### Given records ###

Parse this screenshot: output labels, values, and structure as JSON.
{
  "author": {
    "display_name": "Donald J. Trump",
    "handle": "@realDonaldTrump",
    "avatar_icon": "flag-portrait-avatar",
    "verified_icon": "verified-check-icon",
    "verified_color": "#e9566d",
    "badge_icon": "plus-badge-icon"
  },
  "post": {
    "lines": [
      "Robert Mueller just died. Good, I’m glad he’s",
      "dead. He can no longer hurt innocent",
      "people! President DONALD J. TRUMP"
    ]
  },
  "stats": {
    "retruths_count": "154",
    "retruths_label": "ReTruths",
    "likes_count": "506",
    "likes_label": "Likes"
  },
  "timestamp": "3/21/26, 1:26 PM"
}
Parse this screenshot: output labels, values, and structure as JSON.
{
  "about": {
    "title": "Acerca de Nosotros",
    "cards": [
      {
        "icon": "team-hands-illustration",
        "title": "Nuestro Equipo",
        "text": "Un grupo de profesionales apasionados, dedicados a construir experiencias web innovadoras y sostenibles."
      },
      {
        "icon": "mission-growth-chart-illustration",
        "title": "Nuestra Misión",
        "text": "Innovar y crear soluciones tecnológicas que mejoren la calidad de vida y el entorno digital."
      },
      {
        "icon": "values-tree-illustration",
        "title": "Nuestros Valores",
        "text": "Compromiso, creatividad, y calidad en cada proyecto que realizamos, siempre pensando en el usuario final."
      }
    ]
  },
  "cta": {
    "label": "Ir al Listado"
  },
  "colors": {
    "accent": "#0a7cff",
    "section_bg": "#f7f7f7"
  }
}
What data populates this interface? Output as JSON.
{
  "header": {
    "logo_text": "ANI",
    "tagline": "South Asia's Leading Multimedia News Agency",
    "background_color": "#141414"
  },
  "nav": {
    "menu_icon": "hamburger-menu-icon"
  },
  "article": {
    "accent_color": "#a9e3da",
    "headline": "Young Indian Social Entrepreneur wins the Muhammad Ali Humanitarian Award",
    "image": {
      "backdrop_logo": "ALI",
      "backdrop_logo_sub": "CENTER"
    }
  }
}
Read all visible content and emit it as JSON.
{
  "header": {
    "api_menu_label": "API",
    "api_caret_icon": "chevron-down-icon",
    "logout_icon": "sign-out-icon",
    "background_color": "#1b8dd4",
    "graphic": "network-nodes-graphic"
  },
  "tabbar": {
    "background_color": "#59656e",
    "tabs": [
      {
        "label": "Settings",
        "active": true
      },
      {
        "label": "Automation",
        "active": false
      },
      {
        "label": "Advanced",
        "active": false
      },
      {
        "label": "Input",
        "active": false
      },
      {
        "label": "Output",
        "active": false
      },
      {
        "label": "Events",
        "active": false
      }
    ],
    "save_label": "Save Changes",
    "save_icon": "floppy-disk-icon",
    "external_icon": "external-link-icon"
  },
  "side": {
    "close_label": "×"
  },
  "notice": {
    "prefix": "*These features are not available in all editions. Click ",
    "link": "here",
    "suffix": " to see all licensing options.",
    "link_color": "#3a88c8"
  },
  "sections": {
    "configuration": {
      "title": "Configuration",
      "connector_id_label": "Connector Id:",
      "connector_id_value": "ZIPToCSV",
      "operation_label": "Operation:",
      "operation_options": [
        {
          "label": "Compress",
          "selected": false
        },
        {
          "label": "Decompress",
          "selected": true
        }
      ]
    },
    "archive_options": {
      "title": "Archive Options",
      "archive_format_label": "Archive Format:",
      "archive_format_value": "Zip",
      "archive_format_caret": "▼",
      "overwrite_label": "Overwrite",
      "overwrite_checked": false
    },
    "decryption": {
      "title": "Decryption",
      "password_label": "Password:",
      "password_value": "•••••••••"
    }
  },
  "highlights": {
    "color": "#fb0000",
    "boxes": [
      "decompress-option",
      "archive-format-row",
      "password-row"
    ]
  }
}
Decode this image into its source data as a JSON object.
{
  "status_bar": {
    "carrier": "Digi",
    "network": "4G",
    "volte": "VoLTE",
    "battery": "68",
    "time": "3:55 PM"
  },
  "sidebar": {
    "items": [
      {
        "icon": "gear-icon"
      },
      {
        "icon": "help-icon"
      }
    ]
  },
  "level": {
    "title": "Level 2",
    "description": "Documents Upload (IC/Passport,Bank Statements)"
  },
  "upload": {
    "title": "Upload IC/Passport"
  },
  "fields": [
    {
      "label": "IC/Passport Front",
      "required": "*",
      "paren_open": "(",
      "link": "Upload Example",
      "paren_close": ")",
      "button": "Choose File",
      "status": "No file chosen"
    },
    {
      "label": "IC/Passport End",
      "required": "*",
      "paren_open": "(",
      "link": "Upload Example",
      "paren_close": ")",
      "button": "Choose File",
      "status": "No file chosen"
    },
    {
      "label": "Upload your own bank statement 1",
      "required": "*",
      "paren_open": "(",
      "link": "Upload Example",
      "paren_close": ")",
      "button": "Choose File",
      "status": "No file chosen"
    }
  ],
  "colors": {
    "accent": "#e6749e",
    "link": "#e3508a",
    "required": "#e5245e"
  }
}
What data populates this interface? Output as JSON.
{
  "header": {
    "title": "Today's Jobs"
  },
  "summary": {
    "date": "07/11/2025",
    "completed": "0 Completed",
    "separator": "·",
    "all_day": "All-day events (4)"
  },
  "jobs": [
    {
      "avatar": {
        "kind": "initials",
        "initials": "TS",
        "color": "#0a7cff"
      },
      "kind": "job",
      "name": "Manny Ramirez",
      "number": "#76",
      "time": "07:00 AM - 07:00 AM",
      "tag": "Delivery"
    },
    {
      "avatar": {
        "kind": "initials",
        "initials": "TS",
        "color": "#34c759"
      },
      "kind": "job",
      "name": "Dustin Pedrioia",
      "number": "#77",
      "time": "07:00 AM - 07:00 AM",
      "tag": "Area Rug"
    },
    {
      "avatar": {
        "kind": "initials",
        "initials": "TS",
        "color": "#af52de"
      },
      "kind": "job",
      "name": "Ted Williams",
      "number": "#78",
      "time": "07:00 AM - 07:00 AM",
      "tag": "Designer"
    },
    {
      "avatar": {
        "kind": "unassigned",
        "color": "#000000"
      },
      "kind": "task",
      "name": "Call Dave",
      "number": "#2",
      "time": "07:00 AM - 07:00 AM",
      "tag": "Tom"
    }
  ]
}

###

Task statement: Would you give the material above again, complete and exact?

Exercise result:
Parse this screenshot: output labels, values, and structure as JSON.
{
  "author": {
    "display_name": "Donald J. Trump",
    "handle": "@realDonaldTrump",
    "avatar_icon": "flag-portrait-avatar",
    "verified_icon": "verified-check-icon",
    "verified_color": "#e9566d",
    "badge_icon": "plus-badge-icon"
  },
  "post": {
    "lines": [
      "Robert Mueller just died. Good, I’m glad he’s",
      "dead. He can no longer hurt innocent",
      "people! President DONALD J. TRUMP"
    ]
  },
  "stats": {
    "retruths_count": "154",
    "retruths_label": "ReTruths",
    "likes_count": "506",
    "likes_label": "Likes"
  },
  "timestamp": "3/21/26, 1:26 PM"
}
Parse this screenshot: output labels, values, and structure as JSON.
{
  "about": {
    "title": "Acerca de Nosotros",
    "cards": [
      {
        "icon": "team-hands-illustration",
        "title": "Nuestro Equipo",
        "text": "Un grupo de profesionales apasionados, dedicados a construir experiencias web innovadoras y sostenibles."
      },
      {
        "icon": "mission-growth-chart-illustration",
        "title": "Nuestra Misión",
        "text": "Innovar y crear soluciones tecnológicas que mejoren la calidad de vida y el entorno digital."
      },
      {
        "icon": "values-tree-illustration",
        "title": "Nuestros Valores",
        "text": "Compromiso, creatividad, y calidad en cada proyecto que realizamos, siempre pensando en el usuario final."
      }
    ]
  },
  "cta": {
    "label": "Ir al Listado"
  },
  "colors": {
    "accent": "#0a7cff",
    "section_bg": "#f7f7f7"
  }
}
What data populates this interface? Output as JSON.
{
  "header": {
    "logo_text": "ANI",
    "tagline": "South Asia's Leading Multimedia News Agency",
    "background_color": "#141414"
  },
  "nav": {
    "menu_icon": "hamburger-menu-icon"
  },
  "article": {
    "accent_color": "#a9e3da",
    "headline": "Young Indian Social Entrepreneur wins the Muhammad Ali Humanitarian Award",
    "image": {
      "backdrop_logo": "ALI",
      "backdrop_logo_sub": "CENTER"
    }
  }
}
Read all visible content and emit it as JSON.
{
  "header": {
    "api_menu_label": "API",
    "api_caret_icon": "chevron-down-icon",
    "logout_icon": "sign-out-icon",
    "background_color": "#1b8dd4",
    "graphic": "network-nodes-graphic"
  },
  "tabbar": {
    "background_color": "#59656e",
    "tabs": [
      {
        "label": "Settings",
        "active": true
      },
      {
        "label": "Automation",
        "active": false
      },
      {
        "label": "Advanced",
        "active": false
      },
      {
        "label": "Input",
        "active": false
      },
      {
        "label": "Output",
        "active": false
      },
      {
        "label": "Events",
        "active": false
      }
    ],
    "save_label": "Save Changes",
    "save_icon": "floppy-disk-icon",
    "external_icon": "external-link-icon"
  },
  "side": {
    "close_label": "×"
  },
  "notice": {
    "prefix": "*These features are not available in all editions. Click ",
    "link": "here",
    "suffix": " to see all licensing options.",
    "link_color": "#3a88c8"
  },
  "sections": {
    "configuration": {
      "title": "Configuration",
      "connector_id_label": "Connector Id:",
      "connector_id_value": "ZIPToCSV",
      "operation_label": "Operation:",
      "operation_options": [
        {
          "label": "Compress",
          "selected": false
        },
        {
          "label": "Decompress",
          "selected": true
        }
      ]
    },
    "archive_options": {
      "title": "Archive Options",
      "archive_format_label": "Archive Format:",
      "archive_format_value": "Zip",
      "archive_format_caret": "▼",
      "overwrite_label": "Overwrite",
      "overwrite_checked": false
    },
    "decryption": {
      "title": "Decryption",
      "password_label": "Password:",
      "password_value": "•••••••••"
    }
  },
  "highlights": {
    "color": "#fb0000",
    "boxes": [
      "decompress-option",
      "archive-format-row",
      "password-row"
    ]
  }
}
Decode this image into its source data as a JSON object.
{
  "status_bar": {
    "carrier": "Digi",
    "network": "4G",
    "volte": "VoLTE",
    "battery": "68",
    "time": "3:55 PM"
  },
  "sidebar": {
    "items": [
      {
        "icon": "gear-icon"
      },
      {
        "icon": "help-icon"
      }
    ]
  },
  "level": {
    "title": "Level 2",
    "description": "Documents Upload (IC/Passport,Bank Statements)"
  },
  "upload": {
    "title": "Upload IC/Passport"
  },
  "fields": [
    {
      "label": "IC/Passport Front",
      "required": "*",
      "paren_open": "(",
      "link": "Upload Example",
      "paren_close": ")",
      "button": "Choose File",
      "status": "No file chosen"
    },
    {
      "label": "IC/Passport End",
      "required": "*",
      "paren_open": "(",
      "link": "Upload Example",
      "paren_close": ")",
      "button": "Choose File",
      "status": "No file chosen"
    },
    {
      "label": "Upload your own bank statement 1",
      "required": "*",
      "paren_open": "(",
      "link": "Upload Example",
      "paren_close": ")",
      "button": "Choose File",
      "status": "No file chosen"
    }
  ],
  "colors": {
    "accent": "#e6749e",
    "link": "#e3508a",
    "required": "#e5245e"
  }
}
What data populates this interface? Output as JSON.
{
  "header": {
    "title": "Today's Jobs"
  },
  "summary": {
    "date": "07/11/2025",
    "completed": "0 Completed",
    "separator": "·",
    "all_day": "All-day events (4)"
  },
  "jobs": [
    {
      "avatar": {
        "kind": "initials",
        "initials": "TS",
        "color": "#0a7cff"
      },
      "kind": "job",
      "name": "Manny Ramirez",
      "number": "#76",
      "time": "07:00 AM - 07:00 AM",
      "tag": "Delivery"
    },
    {
      "avatar": {
        "kind": "initials",
        "initials": "TS",
        "color": "#34c759"
      },
      "kind": "job",
      "name": "Dustin Pedrioia",
      "number": "#77",
      "time": "07:00 AM - 07:00 AM",
      "tag": "Area Rug"
    },
    {
      "avatar": {
        "kind": "initials",
        "initials": "TS",
        "color": "#af52de"
      },
      "kind": "job",
      "name": "Ted Williams",
      "number": "#78",
      "time": "07:00 AM - 07:00 AM",
      "tag": "Designer"
    },
    {
      "avatar": {
        "kind": "unassigned",
        "color": "#000000"
      },
      "kind": "task",
      "name": "Call Dave",
      "number": "#2",
      "time": "07:00 AM - 07:00 AM",
      "tag": "Tom"
    }
  ]
}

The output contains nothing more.